▶ Exercise description: Search the records for the word "Pacific" and report each line that has it.

▶ Entries:

........

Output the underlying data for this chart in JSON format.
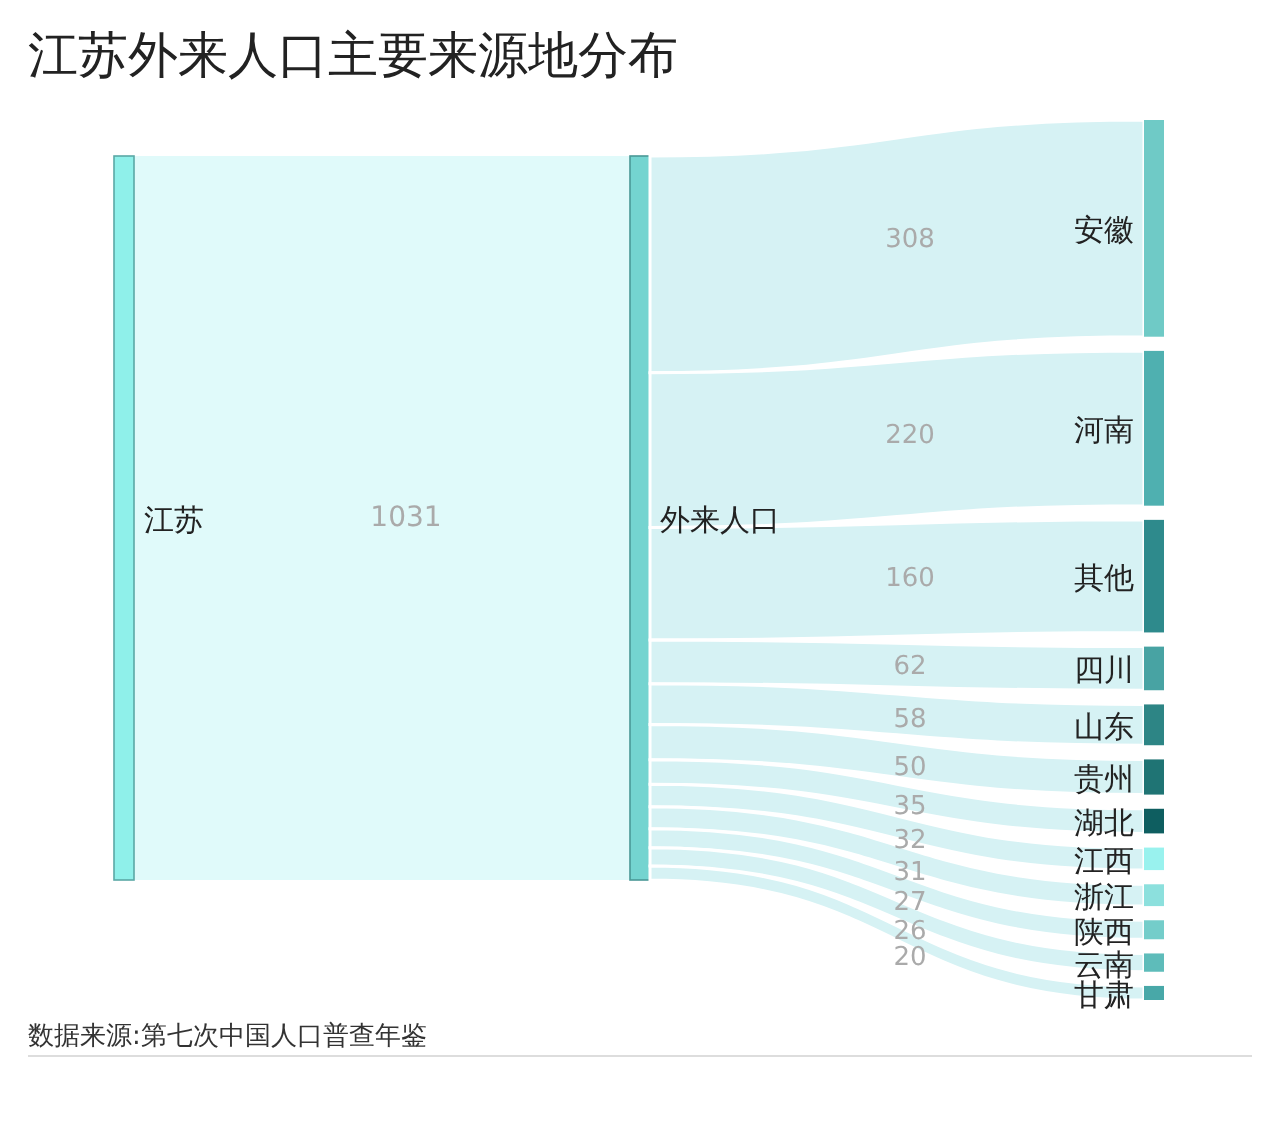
{
  "chart_data": {
    "type": "other",
    "title": "江苏外来人口主要来源地分布",
    "categories": [
      "安徽",
      "河南",
      "其他",
      "四川",
      "山东",
      "贵州",
      "湖北",
      "江西",
      "浙江",
      "陕西",
      "云南",
      "甘肃"
    ],
    "series": [
      {
        "color": "#d6f2f4",
        "values": [
          308,
          220,
          160,
          62,
          58,
          50,
          35,
          32,
          31,
          27,
          26,
          20
        ]
      }
    ],
    "data_labels": true,
    "annotations": [
      "江苏",
      "1031",
      "外来人口",
      "数据来源:第七次中国人口普查年鉴"
    ]
  }
}
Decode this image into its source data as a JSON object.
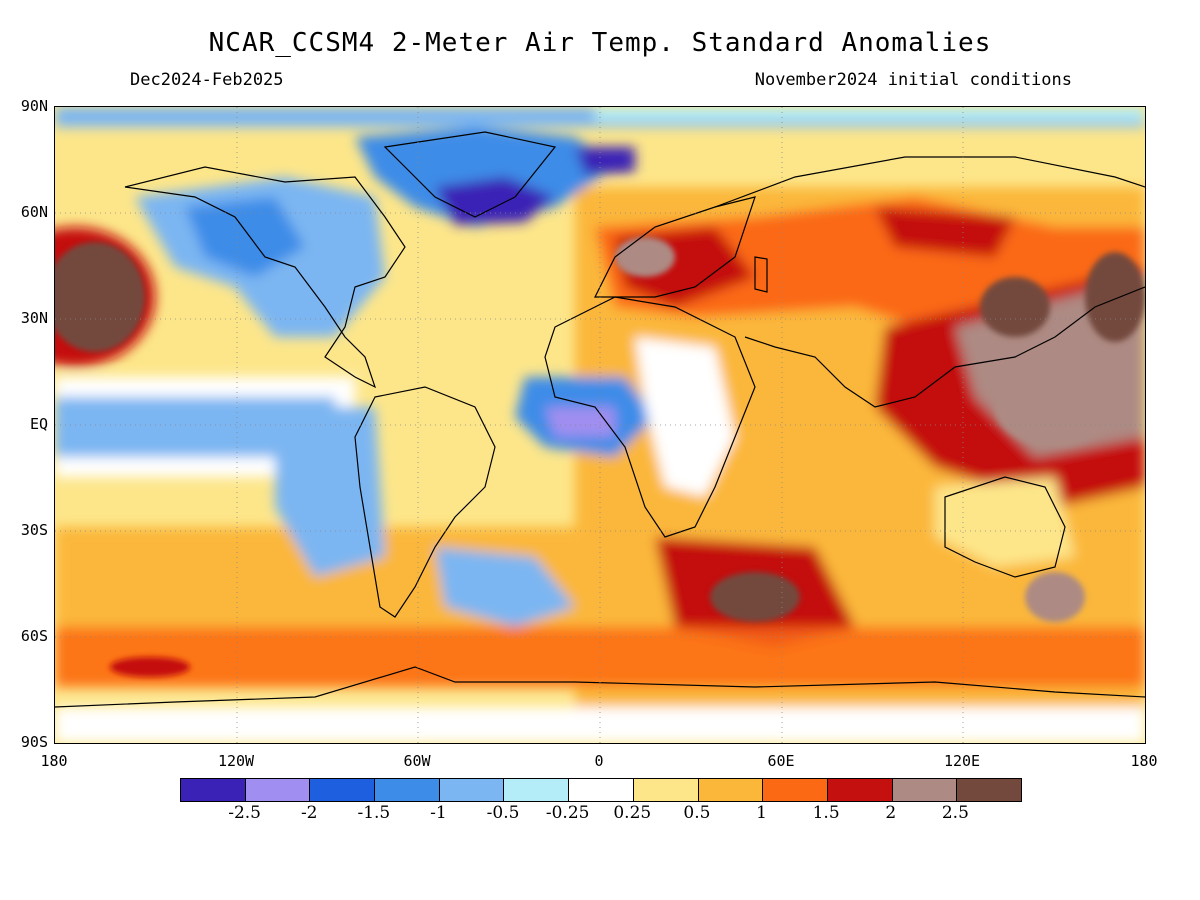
{
  "title": "NCAR_CCSM4 2-Meter Air Temp. Standard Anomalies",
  "subtitle_left": "Dec2024-Feb2025",
  "subtitle_right": "November2024 initial conditions",
  "lat_labels": [
    "90N",
    "60N",
    "30N",
    "EQ",
    "30S",
    "60S",
    "90S"
  ],
  "lon_labels": [
    "180",
    "120W",
    "60W",
    "0",
    "60E",
    "120E",
    "180"
  ],
  "colorbar": {
    "labels": [
      "-2.5",
      "-2",
      "-1.5",
      "-1",
      "-0.5",
      "-0.25",
      "0.25",
      "0.5",
      "1",
      "1.5",
      "2",
      "2.5"
    ],
    "colors": [
      "#3a22b6",
      "#a08ef0",
      "#1e5fe0",
      "#3d8ce8",
      "#7bb6f2",
      "#b4ecf7",
      "#ffffff",
      "#fde68a",
      "#fbb73a",
      "#fb6914",
      "#c4100f",
      "#ad8a83",
      "#73493e"
    ]
  },
  "regions": [
    {
      "name": "Arctic ocean band",
      "anomaly": -0.75
    },
    {
      "name": "Greenland",
      "anomaly": -2.0
    },
    {
      "name": "Canada and Alaska",
      "anomaly": -1.0
    },
    {
      "name": "Hudson Bay region",
      "anomaly": -2.75
    },
    {
      "name": "Siberia and Russia",
      "anomaly": 1.75
    },
    {
      "name": "Europe",
      "anomaly": 2.25
    },
    {
      "name": "Caspian Sea",
      "anomaly": -1.0
    },
    {
      "name": "North Africa",
      "anomaly": 1.25
    },
    {
      "name": "Central and East Africa",
      "anomaly": 0.2
    },
    {
      "name": "Gulf of Guinea",
      "anomaly": -2.25
    },
    {
      "name": "Tropical East Pacific",
      "anomaly": -1.25
    },
    {
      "name": "Northeast Pacific",
      "anomaly": -1.0
    },
    {
      "name": "Northwest Pacific",
      "anomaly": 2.75
    },
    {
      "name": "Central North Pacific near dateline",
      "anomaly": 2.75
    },
    {
      "name": "Southeast Asia and Maritime Continent",
      "anomaly": 2.5
    },
    {
      "name": "Australia",
      "anomaly": 0.75
    },
    {
      "name": "South Indian Ocean",
      "anomaly": 2.75
    },
    {
      "name": "South America",
      "anomaly": 1.25
    },
    {
      "name": "South Atlantic",
      "anomaly": -0.75
    },
    {
      "name": "Southern Ocean",
      "anomaly": 1.75
    },
    {
      "name": "Antarctica",
      "anomaly": 0.25
    }
  ]
}
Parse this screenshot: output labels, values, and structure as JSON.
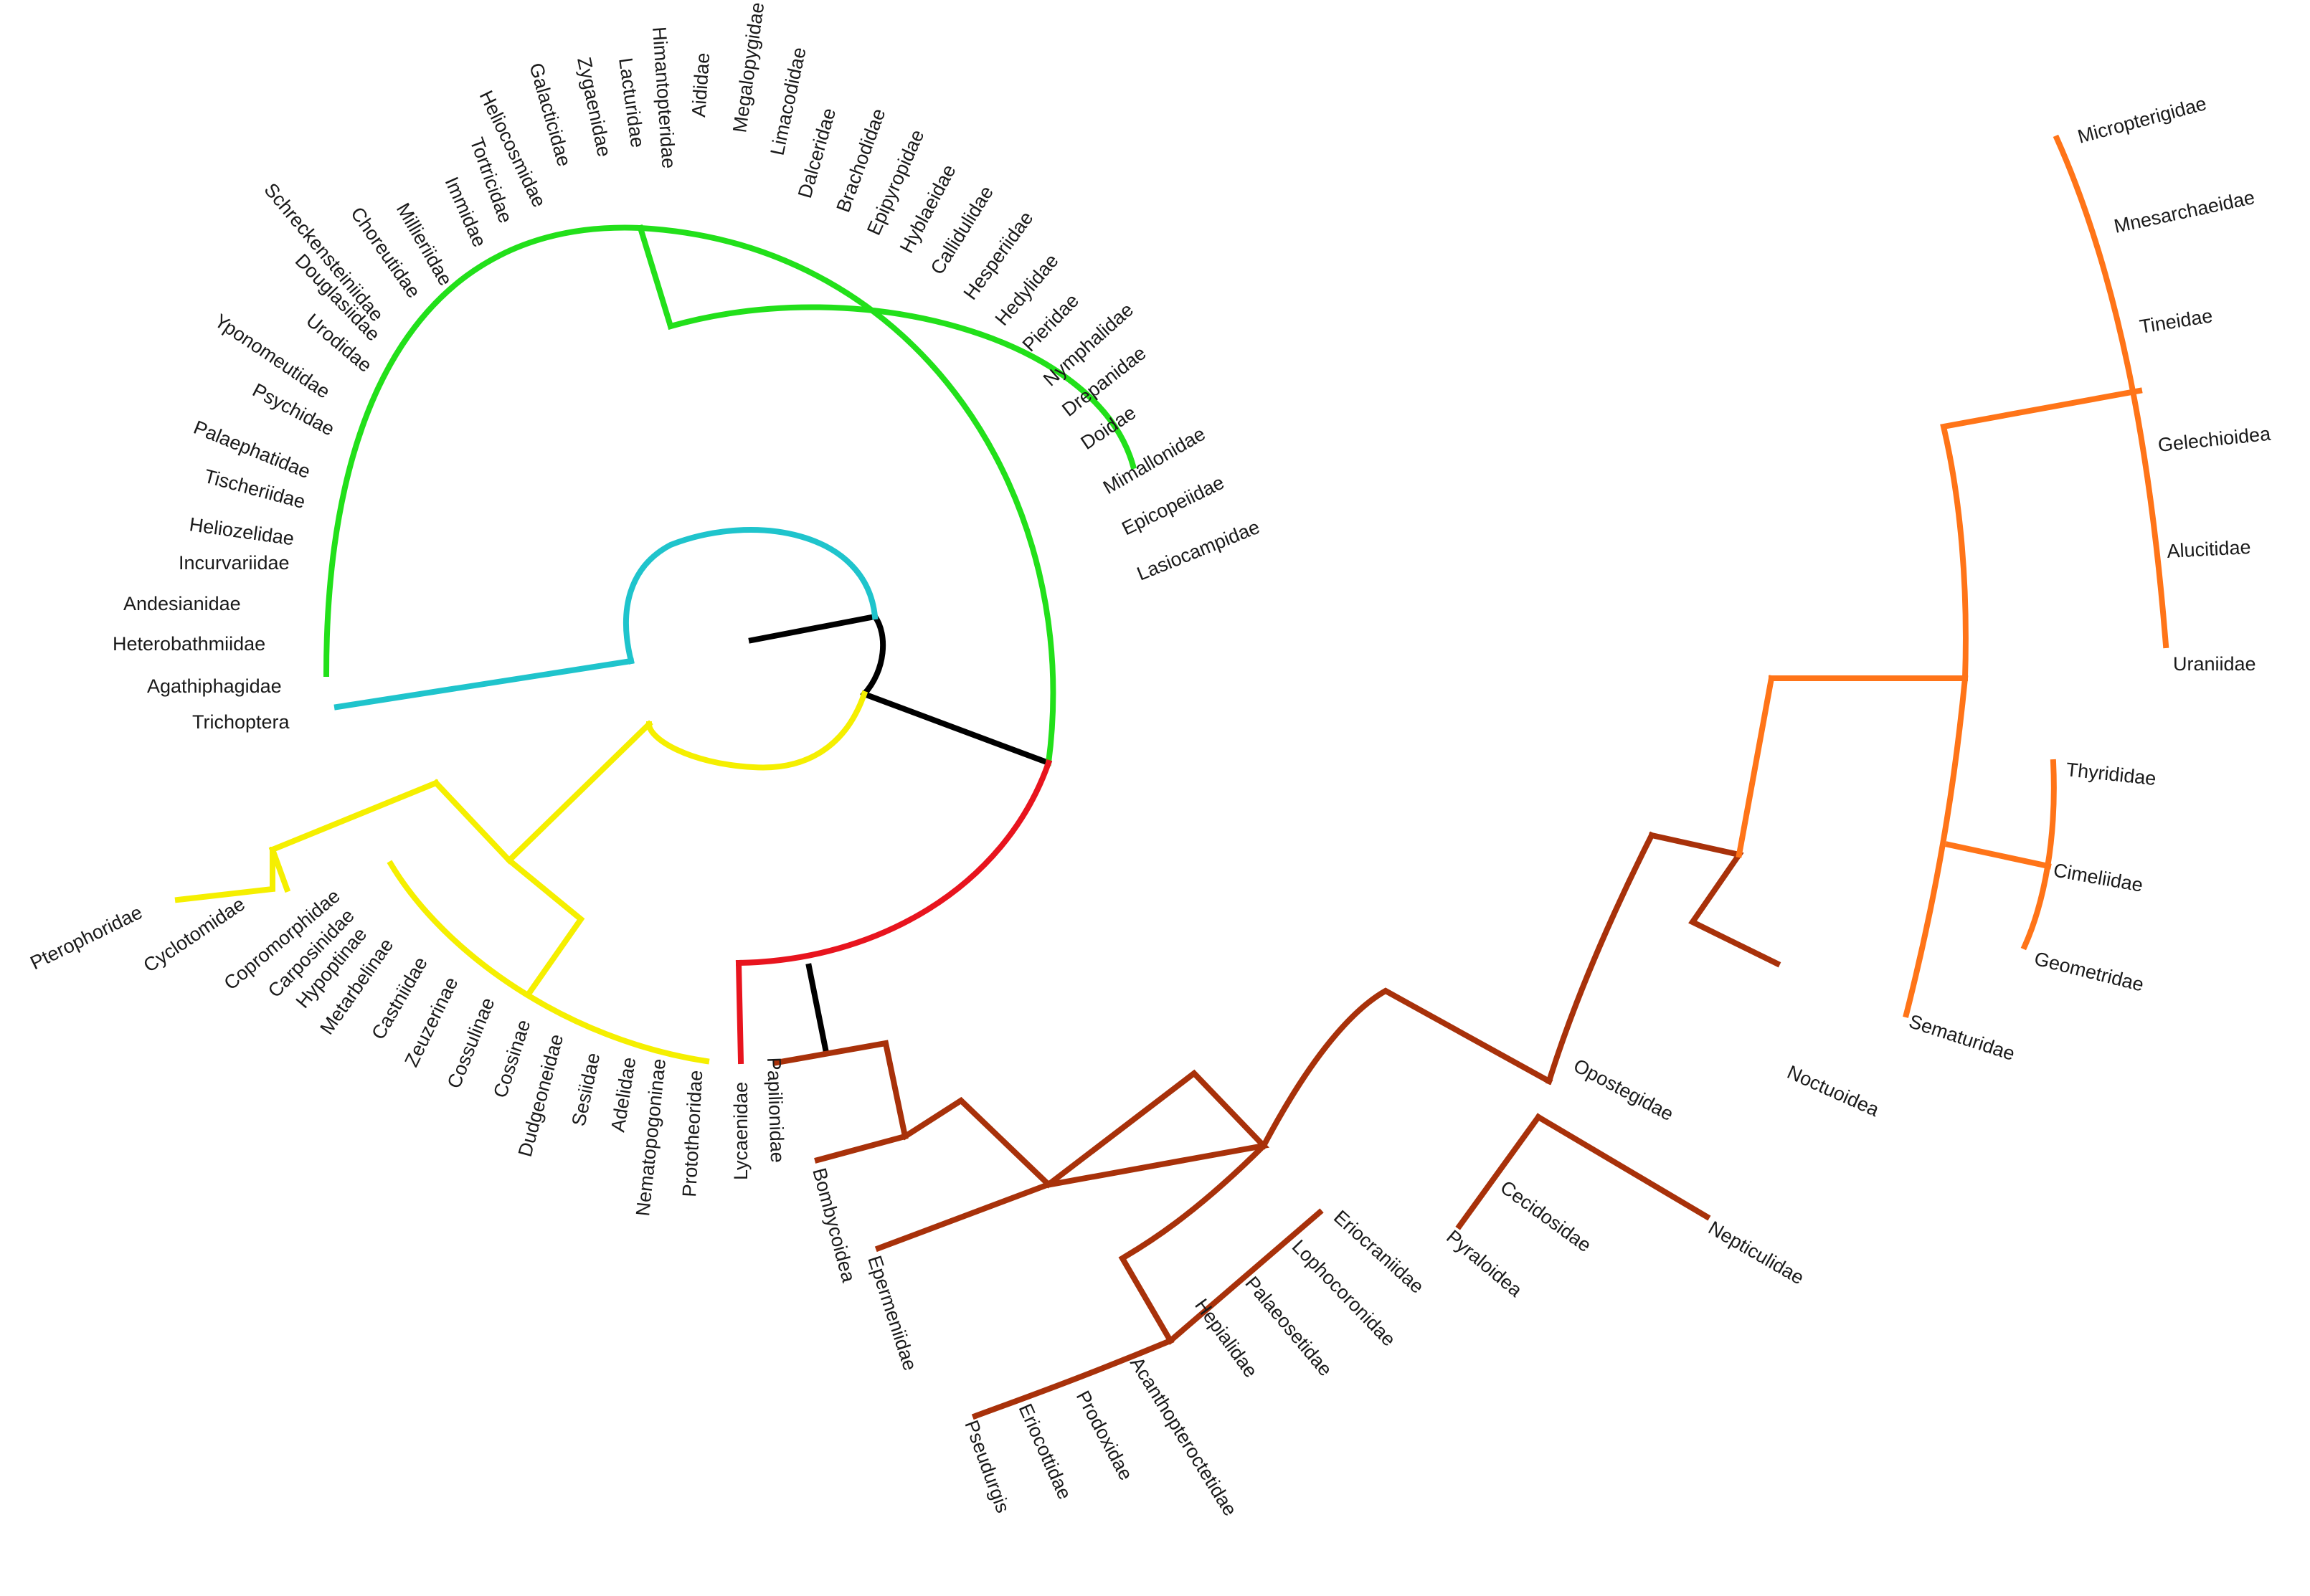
{
  "colors": {
    "root": "#000000",
    "trichoptera_clade": "#1fc4cc",
    "green_clade": "#22e01a",
    "yellow_clade": "#f5ef00",
    "red_clade": "#e8141e",
    "brown_clade": "#a8310a",
    "orange_clade": "#ff7418"
  },
  "taxa": {
    "t_trichoptera": "Trichoptera",
    "t_agathiphagidae": "Agathiphagidae",
    "t_heterobathmiidae": "Heterobathmiidae",
    "t_andesianidae": "Andesianidae",
    "t_incurvariidae": "Incurvariidae",
    "t_heliozelidae": "Heliozelidae",
    "t_tischeriidae": "Tischeriidae",
    "t_palaephatidae": "Palaephatidae",
    "t_psychidae": "Psychidae",
    "t_yponomeutidae": "Yponomeutidae",
    "t_urodidae": "Urodidae",
    "t_douglasiidae": "Douglasiidae",
    "t_schreckensteiniidae": "Schreckensteiniidae",
    "t_choreutidae": "Choreutidae",
    "t_millieriidae": "Millieriidae",
    "t_heliocosmidae": "Heliocosmidae",
    "t_immidae": "Immidae",
    "t_tortricidae": "Tortricidae",
    "t_galacticidae": "Galacticidae",
    "t_zygaenidae": "Zygaenidae",
    "t_lacturidae": "Lacturidae",
    "t_himantopteridae": "Himantopteridae",
    "t_aididae": "Aididae",
    "t_megalopygidae": "Megalopygidae",
    "t_limacodidae": "Limacodidae",
    "t_dalceridae": "Dalceridae",
    "t_brachodidae": "Brachodidae",
    "t_epipyropidae": "Epipyropidae",
    "t_hyblaeidae": "Hyblaeidae",
    "t_callidulidae": "Callidulidae",
    "t_hesperiidae": "Hesperiidae",
    "t_hedylidae": "Hedylidae",
    "t_pieridae": "Pieridae",
    "t_nymphalidae": "Nymphalidae",
    "t_drepanidae": "Drepanidae",
    "t_doidae": "Doidae",
    "t_mimallonidae": "Mimallonidae",
    "t_epicopeiidae": "Epicopeiidae",
    "t_lasiocampidae": "Lasiocampidae",
    "t_pterophoridae": "Pterophoridae",
    "t_cyclotomidae": "Cyclotomidae",
    "t_copromorphidae": "Copromorphidae",
    "t_carposinidae": "Carposinidae",
    "t_hypoptinae": "Hypoptinae",
    "t_metarbelinae": "Metarbelinae",
    "t_castniidae": "Castniidae",
    "t_zeuzerinae": "Zeuzerinae",
    "t_cossulinae": "Cossulinae",
    "t_cossinae": "Cossinae",
    "t_dudgeoneidae": "Dudgeoneidae",
    "t_sesiidae": "Sesiidae",
    "t_adelidae": "Adelidae",
    "t_nematopogoninae": "Nematopogoninae",
    "t_prototheoridae": "Prototheoridae",
    "t_lycaenidae": "Lycaenidae",
    "t_papilionidae": "Papilionidae",
    "t_bombycoidea": "Bombycoidea",
    "t_epermeniidae": "Epermeniidae",
    "t_pseudurgis": "Pseudurgis",
    "t_eriocottidae": "Eriocottidae",
    "t_prodoxidae": "Prodoxidae",
    "t_acanthopteroctetidae": "Acanthopteroctetidae",
    "t_hepialidae": "Hepialidae",
    "t_palaeosetidae": "Palaeosetidae",
    "t_lophocoronidae": "Lophocoronidae",
    "t_eriocraniidae": "Eriocraniidae",
    "t_pyraloidea": "Pyraloidea",
    "t_cecidosidae": "Cecidosidae",
    "t_nepticulidae": "Nepticulidae",
    "t_opostegidae": "Opostegidae",
    "t_noctuoidea": "Noctuoidea",
    "t_sematuridae": "Sematuridae",
    "t_geometridae": "Geometridae",
    "t_cimeliidae": "Cimeliidae",
    "t_thyrididae": "Thyrididae",
    "t_uraniidae": "Uraniidae",
    "t_alucitidae": "Alucitidae",
    "t_gelechioidea": "Gelechioidea",
    "t_tineidae": "Tineidae",
    "t_mnesarchaeidae": "Mnesarchaeidae",
    "t_micropterigidae": "Micropterigidae"
  }
}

........

▶ Result of the task:
      "name": "Tropical East Pacific",
      "name": "Northeast Pacific",
      "name": "Northwest Pacific",
      "name": "Central North Pacific near dateline",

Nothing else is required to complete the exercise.